Instructions for the task: Here are some records. Copy each one exactly.

Rows from a dataset
━━━

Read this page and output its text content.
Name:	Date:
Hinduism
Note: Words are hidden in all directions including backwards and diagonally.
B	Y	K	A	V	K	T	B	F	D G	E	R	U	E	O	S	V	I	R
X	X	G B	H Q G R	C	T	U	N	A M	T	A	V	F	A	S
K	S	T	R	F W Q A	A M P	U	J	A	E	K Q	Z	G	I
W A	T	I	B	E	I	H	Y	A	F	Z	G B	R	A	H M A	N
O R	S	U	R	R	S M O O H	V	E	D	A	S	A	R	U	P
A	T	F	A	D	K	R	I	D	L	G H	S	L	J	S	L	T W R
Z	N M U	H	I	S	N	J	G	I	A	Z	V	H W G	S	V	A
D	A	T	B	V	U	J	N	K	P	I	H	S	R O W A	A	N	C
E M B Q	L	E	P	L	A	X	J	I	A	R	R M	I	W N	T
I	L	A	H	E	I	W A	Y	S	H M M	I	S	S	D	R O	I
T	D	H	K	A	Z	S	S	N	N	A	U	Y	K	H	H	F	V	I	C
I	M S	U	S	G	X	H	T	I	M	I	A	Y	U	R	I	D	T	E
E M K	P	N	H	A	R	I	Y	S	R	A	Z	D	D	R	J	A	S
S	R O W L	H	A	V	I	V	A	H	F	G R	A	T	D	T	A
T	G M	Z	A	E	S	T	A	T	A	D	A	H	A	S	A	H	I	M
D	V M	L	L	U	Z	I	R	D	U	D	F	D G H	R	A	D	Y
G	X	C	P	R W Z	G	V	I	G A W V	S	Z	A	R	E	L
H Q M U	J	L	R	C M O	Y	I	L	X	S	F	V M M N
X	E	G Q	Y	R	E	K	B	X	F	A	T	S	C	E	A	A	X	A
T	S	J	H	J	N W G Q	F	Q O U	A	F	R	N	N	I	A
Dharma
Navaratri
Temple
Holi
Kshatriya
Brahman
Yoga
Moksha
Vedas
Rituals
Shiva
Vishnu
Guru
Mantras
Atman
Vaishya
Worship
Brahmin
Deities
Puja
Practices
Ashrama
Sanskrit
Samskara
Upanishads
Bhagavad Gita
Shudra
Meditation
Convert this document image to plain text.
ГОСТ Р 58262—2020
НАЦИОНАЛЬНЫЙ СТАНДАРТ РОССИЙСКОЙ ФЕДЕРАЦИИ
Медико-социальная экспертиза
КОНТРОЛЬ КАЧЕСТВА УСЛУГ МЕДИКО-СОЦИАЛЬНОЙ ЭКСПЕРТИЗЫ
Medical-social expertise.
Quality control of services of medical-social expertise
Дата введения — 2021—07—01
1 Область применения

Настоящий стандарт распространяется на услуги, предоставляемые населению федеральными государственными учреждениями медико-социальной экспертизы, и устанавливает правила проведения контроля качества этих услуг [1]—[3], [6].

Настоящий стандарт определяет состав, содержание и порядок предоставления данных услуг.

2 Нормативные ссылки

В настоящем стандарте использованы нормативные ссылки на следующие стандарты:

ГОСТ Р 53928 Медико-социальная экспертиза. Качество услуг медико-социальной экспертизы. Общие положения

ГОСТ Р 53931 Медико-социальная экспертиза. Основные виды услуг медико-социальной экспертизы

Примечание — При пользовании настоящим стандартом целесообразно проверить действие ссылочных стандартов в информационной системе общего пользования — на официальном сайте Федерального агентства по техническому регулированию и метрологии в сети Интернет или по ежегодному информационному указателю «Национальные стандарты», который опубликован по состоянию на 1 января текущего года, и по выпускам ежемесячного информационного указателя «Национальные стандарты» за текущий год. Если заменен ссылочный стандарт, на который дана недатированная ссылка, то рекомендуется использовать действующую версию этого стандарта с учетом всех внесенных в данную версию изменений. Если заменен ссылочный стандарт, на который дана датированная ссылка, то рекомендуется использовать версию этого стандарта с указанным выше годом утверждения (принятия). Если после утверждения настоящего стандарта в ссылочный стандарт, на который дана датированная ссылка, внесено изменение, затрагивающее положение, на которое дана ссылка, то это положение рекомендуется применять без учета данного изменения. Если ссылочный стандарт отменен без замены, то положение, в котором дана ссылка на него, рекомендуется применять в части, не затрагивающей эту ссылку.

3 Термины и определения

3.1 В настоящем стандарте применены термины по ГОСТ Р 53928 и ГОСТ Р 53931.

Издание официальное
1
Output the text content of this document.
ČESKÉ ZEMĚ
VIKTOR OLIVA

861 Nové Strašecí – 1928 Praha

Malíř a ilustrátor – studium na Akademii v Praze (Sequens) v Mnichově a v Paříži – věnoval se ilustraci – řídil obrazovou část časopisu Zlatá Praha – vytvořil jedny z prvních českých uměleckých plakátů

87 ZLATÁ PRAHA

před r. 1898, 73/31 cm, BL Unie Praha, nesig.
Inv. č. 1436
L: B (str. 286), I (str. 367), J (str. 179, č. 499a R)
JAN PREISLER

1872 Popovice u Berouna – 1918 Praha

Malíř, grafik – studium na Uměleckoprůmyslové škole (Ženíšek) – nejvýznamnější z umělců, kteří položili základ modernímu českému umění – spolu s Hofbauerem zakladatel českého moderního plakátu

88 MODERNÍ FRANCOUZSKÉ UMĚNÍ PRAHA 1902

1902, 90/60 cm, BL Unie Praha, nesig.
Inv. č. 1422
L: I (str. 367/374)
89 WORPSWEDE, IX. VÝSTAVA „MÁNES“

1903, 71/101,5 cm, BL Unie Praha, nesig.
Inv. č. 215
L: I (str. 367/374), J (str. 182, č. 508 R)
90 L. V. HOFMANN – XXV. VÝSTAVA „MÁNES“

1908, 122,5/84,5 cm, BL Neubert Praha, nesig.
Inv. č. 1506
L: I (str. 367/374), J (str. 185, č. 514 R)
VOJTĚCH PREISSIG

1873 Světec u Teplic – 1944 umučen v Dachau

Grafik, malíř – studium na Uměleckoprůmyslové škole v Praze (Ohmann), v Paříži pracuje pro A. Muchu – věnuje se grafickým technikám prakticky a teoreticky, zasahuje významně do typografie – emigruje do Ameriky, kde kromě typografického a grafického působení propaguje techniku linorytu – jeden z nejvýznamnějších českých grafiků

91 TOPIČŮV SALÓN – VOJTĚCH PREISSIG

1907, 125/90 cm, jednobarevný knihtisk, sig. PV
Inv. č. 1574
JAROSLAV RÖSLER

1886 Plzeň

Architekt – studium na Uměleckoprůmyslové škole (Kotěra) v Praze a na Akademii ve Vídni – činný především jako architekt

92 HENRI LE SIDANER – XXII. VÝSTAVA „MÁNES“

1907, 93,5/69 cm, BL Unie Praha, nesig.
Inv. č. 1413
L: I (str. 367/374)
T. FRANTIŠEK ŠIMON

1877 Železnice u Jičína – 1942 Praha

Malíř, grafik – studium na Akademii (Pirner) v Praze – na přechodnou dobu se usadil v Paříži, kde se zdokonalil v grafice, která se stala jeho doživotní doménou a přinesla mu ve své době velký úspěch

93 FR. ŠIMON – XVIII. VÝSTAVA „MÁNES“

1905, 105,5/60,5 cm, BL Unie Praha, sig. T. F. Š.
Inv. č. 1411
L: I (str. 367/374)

━━━

Exercise answer:
Read this page and output its text content.
Name:	Date:
Hinduism
Note: Words are hidden in all directions including backwards and diagonally.
B	Y	K	A	V	K	T	B	F	D G	E	R	U	E	O	S	V	I	R
X	X	G B	H Q G R	C	T	U	N	A M	T	A	V	F	A	S
K	S	T	R	F W Q A	A M P	U	J	A	E	K Q	Z	G	I
W A	T	I	B	E	I	H	Y	A	F	Z	G B	R	A	H M A	N
O R	S	U	R	R	S M O O H	V	E	D	A	S	A	R	U	P
A	T	F	A	D	K	R	I	D	L	G H	S	L	J	S	L	T W R
Z	N M U	H	I	S	N	J	G	I	A	Z	V	H W G	S	V	A
D	A	T	B	V	U	J	N	K	P	I	H	S	R O W A	A	N	C
E M B Q	L	E	P	L	A	X	J	I	A	R	R M	I	W N	T
I	L	A	H	E	I	W A	Y	S	H M M	I	S	S	D	R O	I
T	D	H	K	A	Z	S	S	N	N	A	U	Y	K	H	H	F	V	I	C
I	M S	U	S	G	X	H	T	I	M	I	A	Y	U	R	I	D	T	E
E M K	P	N	H	A	R	I	Y	S	R	A	Z	D	D	R	J	A	S
S	R O W L	H	A	V	I	V	A	H	F	G R	A	T	D	T	A
T	G M	Z	A	E	S	T	A	T	A	D	A	H	A	S	A	H	I	M
D	V M	L	L	U	Z	I	R	D	U	D	F	D G H	R	A	D	Y
G	X	C	P	R W Z	G	V	I	G A W V	S	Z	A	R	E	L
H Q M U	J	L	R	C M O	Y	I	L	X	S	F	V M M N
X	E	G Q	Y	R	E	K	B	X	F	A	T	S	C	E	A	A	X	A
T	S	J	H	J	N W G Q	F	Q O U	A	F	R	N	N	I	A
Dharma
Navaratri
Temple
Holi
Kshatriya
Brahman
Yoga
Moksha
Vedas
Rituals
Shiva
Vishnu
Guru
Mantras
Atman
Vaishya
Worship
Brahmin
Deities
Puja
Practices
Ashrama
Sanskrit
Samskara
Upanishads
Bhagavad Gita
Shudra
Meditation
Convert this document image to plain text.
ГОСТ Р 58262—2020
НАЦИОНАЛЬНЫЙ СТАНДАРТ РОССИЙСКОЙ ФЕДЕРАЦИИ
Медико-социальная экспертиза
КОНТРОЛЬ КАЧЕСТВА УСЛУГ МЕДИКО-СОЦИАЛЬНОЙ ЭКСПЕРТИЗЫ
Medical-social expertise.
Quality control of services of medical-social expertise
Дата введения — 2021—07—01
1 Область применения

Настоящий стандарт распространяется на услуги, предоставляемые населению федеральными государственными учреждениями медико-социальной экспертизы, и устанавливает правила проведения контроля качества этих услуг [1]—[3], [6].

Настоящий стандарт определяет состав, содержание и порядок предоставления данных услуг.

2 Нормативные ссылки

В настоящем стандарте использованы нормативные ссылки на следующие стандарты:

ГОСТ Р 53928 Медико-социальная экспертиза. Качество услуг медико-социальной экспертизы. Общие положения

ГОСТ Р 53931 Медико-социальная экспертиза. Основные виды услуг медико-социальной экспертизы

Примечание — При пользовании настоящим стандартом целесообразно проверить действие ссылочных стандартов в информационной системе общего пользования — на официальном сайте Федерального агентства по техническому регулированию и метрологии в сети Интернет или по ежегодному информационному указателю «Национальные стандарты», который опубликован по состоянию на 1 января текущего года, и по выпускам ежемесячного информационного указателя «Национальные стандарты» за текущий год. Если заменен ссылочный стандарт, на который дана недатированная ссылка, то рекомендуется использовать действующую версию этого стандарта с учетом всех внесенных в данную версию изменений. Если заменен ссылочный стандарт, на который дана датированная ссылка, то рекомендуется использовать версию этого стандарта с указанным выше годом утверждения (принятия). Если после утверждения настоящего стандарта в ссылочный стандарт, на который дана датированная ссылка, внесено изменение, затрагивающее положение, на которое дана ссылка, то это положение рекомендуется применять без учета данного изменения. Если ссылочный стандарт отменен без замены, то положение, в котором дана ссылка на него, рекомендуется применять в части, не затрагивающей эту ссылку.

3 Термины и определения

3.1 В настоящем стандарте применены термины по ГОСТ Р 53928 и ГОСТ Р 53931.

Издание официальное
1
Output the text content of this document.
ČESKÉ ZEMĚ
VIKTOR OLIVA

861 Nové Strašecí – 1928 Praha

Malíř a ilustrátor – studium na Akademii v Praze (Sequens) v Mnichově a v Paříži – věnoval se ilustraci – řídil obrazovou část časopisu Zlatá Praha – vytvořil jedny z prvních českých uměleckých plakátů

87 ZLATÁ PRAHA

před r. 1898, 73/31 cm, BL Unie Praha, nesig.
Inv. č. 1436
L: B (str. 286), I (str. 367), J (str. 179, č. 499a R)
JAN PREISLER

1872 Popovice u Berouna – 1918 Praha

Malíř, grafik – studium na Uměleckoprůmyslové škole (Ženíšek) – nejvýznamnější z umělců, kteří položili základ modernímu českému umění – spolu s Hofbauerem zakladatel českého moderního plakátu

88 MODERNÍ FRANCOUZSKÉ UMĚNÍ PRAHA 1902

1902, 90/60 cm, BL Unie Praha, nesig.
Inv. č. 1422
L: I (str. 367/374)
89 WORPSWEDE, IX. VÝSTAVA „MÁNES“

1903, 71/101,5 cm, BL Unie Praha, nesig.
Inv. č. 215
L: I (str. 367/374), J (str. 182, č. 508 R)
90 L. V. HOFMANN – XXV. VÝSTAVA „MÁNES“

1908, 122,5/84,5 cm, BL Neubert Praha, nesig.
Inv. č. 1506
L: I (str. 367/374), J (str. 185, č. 514 R)
VOJTĚCH PREISSIG

1873 Světec u Teplic – 1944 umučen v Dachau

Grafik, malíř – studium na Uměleckoprůmyslové škole v Praze (Ohmann), v Paříži pracuje pro A. Muchu – věnuje se grafickým technikám prakticky a teoreticky, zasahuje významně do typografie – emigruje do Ameriky, kde kromě typografického a grafického působení propaguje techniku linorytu – jeden z nejvýznamnějších českých grafiků

91 TOPIČŮV SALÓN – VOJTĚCH PREISSIG

1907, 125/90 cm, jednobarevný knihtisk, sig. PV
Inv. č. 1574
JAROSLAV RÖSLER

1886 Plzeň

Architekt – studium na Uměleckoprůmyslové škole (Kotěra) v Praze a na Akademii ve Vídni – činný především jako architekt

92 HENRI LE SIDANER – XXII. VÝSTAVA „MÁNES“

1907, 93,5/69 cm, BL Unie Praha, nesig.
Inv. č. 1413
L: I (str. 367/374)
T. FRANTIŠEK ŠIMON

1877 Železnice u Jičína – 1942 Praha

Malíř, grafik – studium na Akademii (Pirner) v Praze – na přechodnou dobu se usadil v Paříži, kde se zdokonalil v grafice, která se stala jeho doživotní doménou a přinesla mu ve své době velký úspěch

93 FR. ŠIMON – XVIII. VÝSTAVA „MÁNES“

1905, 105,5/60,5 cm, BL Unie Praha, sig. T. F. Š.
Inv. č. 1411
L: I (str. 367/374)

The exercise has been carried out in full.